Stored records
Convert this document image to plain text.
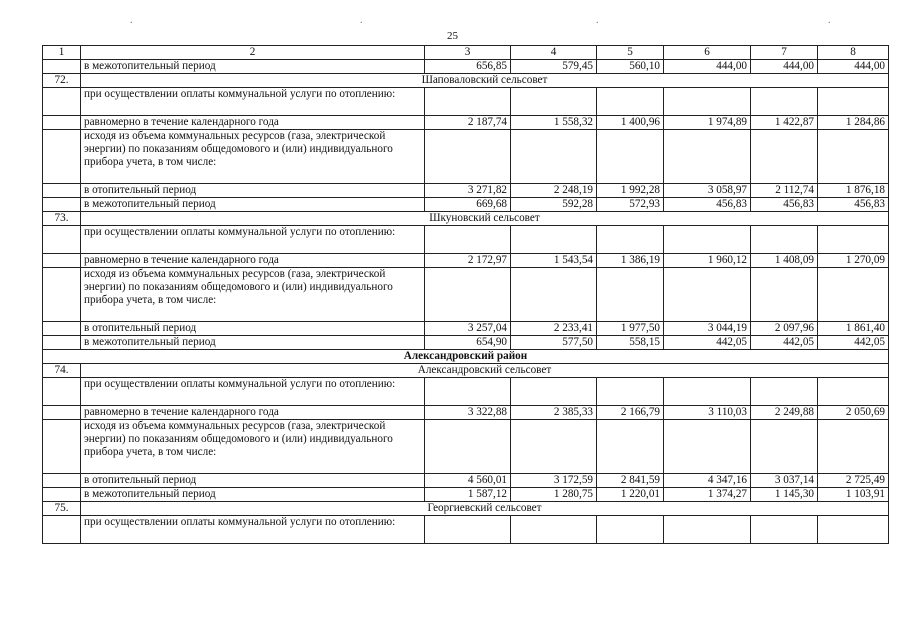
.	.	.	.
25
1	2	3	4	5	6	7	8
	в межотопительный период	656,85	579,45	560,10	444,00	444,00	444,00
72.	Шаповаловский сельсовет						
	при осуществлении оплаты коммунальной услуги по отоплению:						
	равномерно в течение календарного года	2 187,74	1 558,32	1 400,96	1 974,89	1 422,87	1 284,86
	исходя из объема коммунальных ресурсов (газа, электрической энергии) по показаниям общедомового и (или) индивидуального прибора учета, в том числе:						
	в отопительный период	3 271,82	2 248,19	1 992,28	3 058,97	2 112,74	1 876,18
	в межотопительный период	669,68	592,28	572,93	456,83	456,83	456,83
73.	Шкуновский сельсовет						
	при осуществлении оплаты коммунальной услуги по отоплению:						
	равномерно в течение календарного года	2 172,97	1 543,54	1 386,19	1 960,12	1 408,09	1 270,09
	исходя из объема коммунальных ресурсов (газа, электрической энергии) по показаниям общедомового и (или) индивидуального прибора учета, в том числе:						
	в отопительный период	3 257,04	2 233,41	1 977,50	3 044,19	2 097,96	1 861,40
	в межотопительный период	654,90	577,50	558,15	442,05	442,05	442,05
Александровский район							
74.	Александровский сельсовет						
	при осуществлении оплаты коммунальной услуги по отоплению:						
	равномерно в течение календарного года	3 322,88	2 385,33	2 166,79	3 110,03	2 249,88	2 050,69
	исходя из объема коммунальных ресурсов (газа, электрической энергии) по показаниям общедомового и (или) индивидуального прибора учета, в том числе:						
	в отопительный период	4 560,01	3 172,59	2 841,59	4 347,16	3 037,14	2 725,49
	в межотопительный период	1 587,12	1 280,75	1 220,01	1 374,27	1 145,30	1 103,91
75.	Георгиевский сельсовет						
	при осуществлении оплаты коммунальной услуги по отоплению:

▸ **OBJECTIVE**
Scan the lines for the string "равномерно". Pick out every line that has it.

▸ **TASK SOLUTION**
	равномерно в течение календарного года	2 187,74	1 558,32	1 400,96	1 974,89	1 422,87	1 284,86
	равномерно в течение календарного года	2 172,97	1 543,54	1 386,19	1 960,12	1 408,09	1 270,09
	равномерно в течение календарного года	3 322,88	2 385,33	2 166,79	3 110,03	2 249,88	2 050,69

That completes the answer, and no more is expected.